* Stated goal: Copy every line that contains the string "npara" from the entries below.

-- Dataset content start --

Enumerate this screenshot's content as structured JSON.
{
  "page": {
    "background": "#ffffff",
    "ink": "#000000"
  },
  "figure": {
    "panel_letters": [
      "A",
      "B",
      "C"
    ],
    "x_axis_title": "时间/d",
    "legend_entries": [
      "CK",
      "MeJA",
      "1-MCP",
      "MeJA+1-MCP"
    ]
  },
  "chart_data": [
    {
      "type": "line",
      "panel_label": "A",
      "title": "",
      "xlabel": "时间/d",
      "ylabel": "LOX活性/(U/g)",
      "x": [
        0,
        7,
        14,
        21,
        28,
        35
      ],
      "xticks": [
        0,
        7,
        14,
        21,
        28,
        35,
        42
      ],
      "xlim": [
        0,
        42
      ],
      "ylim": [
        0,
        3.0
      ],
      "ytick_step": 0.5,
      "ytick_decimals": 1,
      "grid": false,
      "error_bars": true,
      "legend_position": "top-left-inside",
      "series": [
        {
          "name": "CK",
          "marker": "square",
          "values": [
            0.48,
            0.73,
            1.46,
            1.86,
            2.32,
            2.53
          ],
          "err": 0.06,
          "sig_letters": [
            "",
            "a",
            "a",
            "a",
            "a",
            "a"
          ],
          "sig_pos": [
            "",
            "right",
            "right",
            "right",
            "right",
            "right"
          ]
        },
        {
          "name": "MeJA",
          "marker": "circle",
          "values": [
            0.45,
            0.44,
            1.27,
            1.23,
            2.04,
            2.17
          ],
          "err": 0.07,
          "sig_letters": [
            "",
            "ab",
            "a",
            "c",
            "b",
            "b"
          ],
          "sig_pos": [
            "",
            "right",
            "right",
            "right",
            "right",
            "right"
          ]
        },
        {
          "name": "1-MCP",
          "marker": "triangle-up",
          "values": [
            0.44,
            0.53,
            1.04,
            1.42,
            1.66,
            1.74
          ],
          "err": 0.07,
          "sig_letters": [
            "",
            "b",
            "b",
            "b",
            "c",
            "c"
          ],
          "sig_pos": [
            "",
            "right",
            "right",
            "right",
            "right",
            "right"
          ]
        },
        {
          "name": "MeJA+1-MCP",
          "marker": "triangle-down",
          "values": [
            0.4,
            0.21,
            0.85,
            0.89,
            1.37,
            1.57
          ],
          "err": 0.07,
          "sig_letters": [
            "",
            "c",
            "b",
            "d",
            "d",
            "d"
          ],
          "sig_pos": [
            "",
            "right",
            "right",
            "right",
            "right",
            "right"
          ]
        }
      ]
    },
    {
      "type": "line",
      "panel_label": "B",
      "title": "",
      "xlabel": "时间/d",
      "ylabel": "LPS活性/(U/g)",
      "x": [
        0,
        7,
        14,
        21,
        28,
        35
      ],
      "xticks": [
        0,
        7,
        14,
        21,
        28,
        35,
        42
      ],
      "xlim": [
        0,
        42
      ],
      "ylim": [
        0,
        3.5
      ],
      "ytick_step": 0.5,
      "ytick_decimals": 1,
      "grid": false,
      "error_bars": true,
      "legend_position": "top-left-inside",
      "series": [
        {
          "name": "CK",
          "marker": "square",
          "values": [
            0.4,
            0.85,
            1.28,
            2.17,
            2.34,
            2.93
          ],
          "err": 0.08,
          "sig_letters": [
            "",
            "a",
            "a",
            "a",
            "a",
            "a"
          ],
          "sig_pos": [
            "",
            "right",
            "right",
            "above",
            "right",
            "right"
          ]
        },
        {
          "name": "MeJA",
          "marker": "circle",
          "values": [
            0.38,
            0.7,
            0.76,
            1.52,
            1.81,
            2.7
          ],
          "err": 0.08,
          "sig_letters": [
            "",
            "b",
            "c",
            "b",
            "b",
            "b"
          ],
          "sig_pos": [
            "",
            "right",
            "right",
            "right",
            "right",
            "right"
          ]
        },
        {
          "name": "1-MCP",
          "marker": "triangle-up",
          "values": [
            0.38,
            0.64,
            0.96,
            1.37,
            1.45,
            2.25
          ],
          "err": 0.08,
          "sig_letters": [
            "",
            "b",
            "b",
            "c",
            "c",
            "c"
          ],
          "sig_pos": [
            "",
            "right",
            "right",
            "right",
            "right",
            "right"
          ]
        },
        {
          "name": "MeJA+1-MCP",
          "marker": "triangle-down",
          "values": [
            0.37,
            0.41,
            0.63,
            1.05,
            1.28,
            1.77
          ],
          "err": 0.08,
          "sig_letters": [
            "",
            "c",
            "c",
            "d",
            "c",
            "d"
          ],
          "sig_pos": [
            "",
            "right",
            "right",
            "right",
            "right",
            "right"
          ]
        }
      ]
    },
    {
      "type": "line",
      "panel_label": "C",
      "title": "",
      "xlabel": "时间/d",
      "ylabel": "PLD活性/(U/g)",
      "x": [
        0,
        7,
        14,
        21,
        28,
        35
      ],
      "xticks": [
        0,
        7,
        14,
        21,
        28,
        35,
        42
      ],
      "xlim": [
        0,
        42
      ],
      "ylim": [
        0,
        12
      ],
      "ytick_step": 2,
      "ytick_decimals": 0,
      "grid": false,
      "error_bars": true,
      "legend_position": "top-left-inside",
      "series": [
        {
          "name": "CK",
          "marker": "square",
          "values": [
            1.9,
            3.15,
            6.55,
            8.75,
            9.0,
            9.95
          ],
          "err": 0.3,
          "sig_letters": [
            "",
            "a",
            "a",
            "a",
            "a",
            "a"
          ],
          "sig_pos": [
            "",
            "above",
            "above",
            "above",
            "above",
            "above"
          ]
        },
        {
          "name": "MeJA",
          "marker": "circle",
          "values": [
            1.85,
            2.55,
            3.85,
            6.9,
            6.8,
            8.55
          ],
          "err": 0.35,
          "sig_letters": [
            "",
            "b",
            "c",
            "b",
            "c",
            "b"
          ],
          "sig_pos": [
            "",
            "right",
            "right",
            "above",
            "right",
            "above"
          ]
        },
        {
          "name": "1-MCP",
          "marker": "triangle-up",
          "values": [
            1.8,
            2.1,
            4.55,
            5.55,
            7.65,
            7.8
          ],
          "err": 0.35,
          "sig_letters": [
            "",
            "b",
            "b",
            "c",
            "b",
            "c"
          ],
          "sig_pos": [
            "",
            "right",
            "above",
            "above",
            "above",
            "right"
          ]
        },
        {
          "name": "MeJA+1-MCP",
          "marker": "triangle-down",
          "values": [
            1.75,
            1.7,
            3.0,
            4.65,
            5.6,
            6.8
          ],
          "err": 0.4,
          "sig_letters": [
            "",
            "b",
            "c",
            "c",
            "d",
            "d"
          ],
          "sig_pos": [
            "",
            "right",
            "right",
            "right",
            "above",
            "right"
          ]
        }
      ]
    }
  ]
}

-- Dataset content end --
-- Dataset content start --

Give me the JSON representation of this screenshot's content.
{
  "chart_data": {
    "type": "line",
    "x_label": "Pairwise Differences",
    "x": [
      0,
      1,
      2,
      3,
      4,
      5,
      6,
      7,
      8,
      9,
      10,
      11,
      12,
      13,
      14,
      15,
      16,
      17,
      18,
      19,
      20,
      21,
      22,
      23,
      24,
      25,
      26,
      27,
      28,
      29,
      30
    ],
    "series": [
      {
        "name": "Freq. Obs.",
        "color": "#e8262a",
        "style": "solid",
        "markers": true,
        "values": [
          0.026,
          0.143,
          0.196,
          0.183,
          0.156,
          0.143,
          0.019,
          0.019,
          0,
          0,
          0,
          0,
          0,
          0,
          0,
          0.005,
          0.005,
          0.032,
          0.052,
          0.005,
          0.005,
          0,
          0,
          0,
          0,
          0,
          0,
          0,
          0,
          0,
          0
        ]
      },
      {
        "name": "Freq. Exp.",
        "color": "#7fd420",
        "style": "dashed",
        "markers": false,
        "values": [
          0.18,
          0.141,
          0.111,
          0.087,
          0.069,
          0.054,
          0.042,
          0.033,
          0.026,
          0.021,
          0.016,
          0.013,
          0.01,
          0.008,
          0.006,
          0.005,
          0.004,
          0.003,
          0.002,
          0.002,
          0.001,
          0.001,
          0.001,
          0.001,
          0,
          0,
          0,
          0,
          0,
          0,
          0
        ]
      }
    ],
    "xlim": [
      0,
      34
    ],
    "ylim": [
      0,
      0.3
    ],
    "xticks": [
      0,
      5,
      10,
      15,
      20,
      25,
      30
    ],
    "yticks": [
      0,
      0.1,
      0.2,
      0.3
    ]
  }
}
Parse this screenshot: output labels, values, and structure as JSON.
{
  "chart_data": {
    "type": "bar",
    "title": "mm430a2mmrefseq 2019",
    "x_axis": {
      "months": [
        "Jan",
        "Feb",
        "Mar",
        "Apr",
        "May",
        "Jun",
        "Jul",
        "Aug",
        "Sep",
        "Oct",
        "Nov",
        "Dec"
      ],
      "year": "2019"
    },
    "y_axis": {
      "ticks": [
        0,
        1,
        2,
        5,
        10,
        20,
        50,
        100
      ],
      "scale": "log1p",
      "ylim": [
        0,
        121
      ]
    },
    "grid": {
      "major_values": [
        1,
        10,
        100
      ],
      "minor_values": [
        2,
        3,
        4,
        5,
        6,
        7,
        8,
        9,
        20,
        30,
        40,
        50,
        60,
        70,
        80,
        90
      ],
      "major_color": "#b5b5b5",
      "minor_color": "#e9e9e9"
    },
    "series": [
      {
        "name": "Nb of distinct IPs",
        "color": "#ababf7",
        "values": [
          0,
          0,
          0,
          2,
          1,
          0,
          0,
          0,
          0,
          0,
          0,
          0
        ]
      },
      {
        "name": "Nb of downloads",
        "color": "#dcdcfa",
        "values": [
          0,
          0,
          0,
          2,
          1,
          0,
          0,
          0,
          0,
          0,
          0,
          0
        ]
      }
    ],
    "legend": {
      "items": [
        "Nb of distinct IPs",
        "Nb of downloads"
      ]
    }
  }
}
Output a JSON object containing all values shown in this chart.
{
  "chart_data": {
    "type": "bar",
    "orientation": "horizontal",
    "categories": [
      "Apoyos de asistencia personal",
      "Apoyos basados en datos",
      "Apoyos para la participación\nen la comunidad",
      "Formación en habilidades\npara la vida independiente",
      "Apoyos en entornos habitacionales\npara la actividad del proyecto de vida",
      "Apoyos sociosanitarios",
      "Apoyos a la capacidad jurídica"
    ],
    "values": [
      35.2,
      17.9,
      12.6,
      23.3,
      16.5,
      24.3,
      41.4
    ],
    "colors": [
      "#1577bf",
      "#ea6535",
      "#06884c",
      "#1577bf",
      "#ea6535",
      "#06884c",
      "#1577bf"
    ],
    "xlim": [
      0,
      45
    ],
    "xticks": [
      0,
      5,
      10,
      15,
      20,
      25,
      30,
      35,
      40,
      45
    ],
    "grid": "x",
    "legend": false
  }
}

-- Dataset content end --
-- Dataset content start --

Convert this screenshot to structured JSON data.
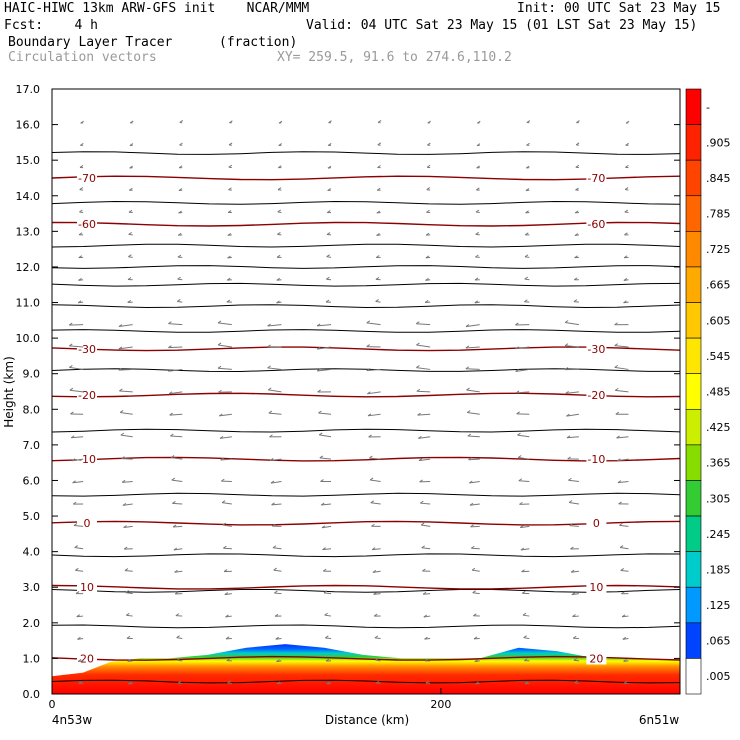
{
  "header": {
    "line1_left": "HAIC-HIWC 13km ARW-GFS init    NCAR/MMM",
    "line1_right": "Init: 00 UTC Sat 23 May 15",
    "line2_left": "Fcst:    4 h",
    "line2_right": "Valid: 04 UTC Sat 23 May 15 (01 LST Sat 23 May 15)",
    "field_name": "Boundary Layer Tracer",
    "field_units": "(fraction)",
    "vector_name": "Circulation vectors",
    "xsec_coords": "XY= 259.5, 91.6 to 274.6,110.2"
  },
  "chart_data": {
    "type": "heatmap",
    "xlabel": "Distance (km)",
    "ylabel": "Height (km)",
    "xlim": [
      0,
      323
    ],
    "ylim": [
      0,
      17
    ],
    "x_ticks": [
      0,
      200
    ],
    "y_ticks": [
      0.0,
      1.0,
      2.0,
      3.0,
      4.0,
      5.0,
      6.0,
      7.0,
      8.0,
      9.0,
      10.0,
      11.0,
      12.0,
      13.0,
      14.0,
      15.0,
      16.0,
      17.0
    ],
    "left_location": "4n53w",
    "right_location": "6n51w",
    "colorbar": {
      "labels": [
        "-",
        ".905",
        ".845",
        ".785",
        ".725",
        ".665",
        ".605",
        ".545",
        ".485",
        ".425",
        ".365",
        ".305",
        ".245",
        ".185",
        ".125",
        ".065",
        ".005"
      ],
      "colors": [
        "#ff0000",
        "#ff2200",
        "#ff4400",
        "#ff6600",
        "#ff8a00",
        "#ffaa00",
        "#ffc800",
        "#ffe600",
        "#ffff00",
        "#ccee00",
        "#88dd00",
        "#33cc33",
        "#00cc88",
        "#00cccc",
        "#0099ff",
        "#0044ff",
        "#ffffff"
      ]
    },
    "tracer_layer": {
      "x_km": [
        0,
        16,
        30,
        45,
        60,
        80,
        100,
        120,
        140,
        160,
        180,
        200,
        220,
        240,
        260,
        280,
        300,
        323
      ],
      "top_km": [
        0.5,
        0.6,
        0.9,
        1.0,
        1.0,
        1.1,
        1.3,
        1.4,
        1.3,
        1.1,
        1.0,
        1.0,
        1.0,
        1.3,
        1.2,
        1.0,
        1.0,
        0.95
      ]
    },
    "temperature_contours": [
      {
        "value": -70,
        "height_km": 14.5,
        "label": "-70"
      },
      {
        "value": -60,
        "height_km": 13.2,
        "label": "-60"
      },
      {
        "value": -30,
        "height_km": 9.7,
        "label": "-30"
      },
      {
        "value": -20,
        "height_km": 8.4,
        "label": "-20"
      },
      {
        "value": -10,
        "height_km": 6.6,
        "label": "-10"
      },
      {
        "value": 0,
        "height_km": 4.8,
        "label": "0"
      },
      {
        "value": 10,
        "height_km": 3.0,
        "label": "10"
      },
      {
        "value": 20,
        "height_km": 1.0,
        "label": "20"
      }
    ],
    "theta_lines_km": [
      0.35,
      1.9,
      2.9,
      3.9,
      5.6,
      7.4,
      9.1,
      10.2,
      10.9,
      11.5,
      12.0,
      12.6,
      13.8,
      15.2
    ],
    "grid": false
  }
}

-- Dataset content end --

* Solution to the exercise:
      "Formación en habilidades\npara la vida independiente",
      "Apoyos en entornos habitacionales\npara la actividad del proyecto de vida",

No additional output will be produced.